| EXTRACTED RECORDS |
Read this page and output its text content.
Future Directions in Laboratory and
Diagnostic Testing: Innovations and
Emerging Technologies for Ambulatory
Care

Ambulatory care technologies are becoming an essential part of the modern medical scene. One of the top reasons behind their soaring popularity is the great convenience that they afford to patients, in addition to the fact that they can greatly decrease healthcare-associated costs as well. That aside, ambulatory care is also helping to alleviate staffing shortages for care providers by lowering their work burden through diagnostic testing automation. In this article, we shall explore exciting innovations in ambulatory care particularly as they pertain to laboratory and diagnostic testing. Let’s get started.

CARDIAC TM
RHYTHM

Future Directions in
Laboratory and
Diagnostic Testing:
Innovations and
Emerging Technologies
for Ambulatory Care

| EXERCISE PROMPT |
Copy out the full listing so that each line matches exactly.

| WRITTEN REPLY |
Read this page and output its text content.
Future Directions in Laboratory and
Diagnostic Testing: Innovations and
Emerging Technologies for Ambulatory
Care

Ambulatory care technologies are becoming an essential part of the modern medical scene. One of the top reasons behind their soaring popularity is the great convenience that they afford to patients, in addition to the fact that they can greatly decrease healthcare-associated costs as well. That aside, ambulatory care is also helping to alleviate staffing shortages for care providers by lowering their work burden through diagnostic testing automation. In this article, we shall explore exciting innovations in ambulatory care particularly as they pertain to laboratory and diagnostic testing. Let’s get started.

CARDIAC TM
RHYTHM

Future Directions in
Laboratory and
Diagnostic Testing:
Innovations and
Emerging Technologies
for Ambulatory Care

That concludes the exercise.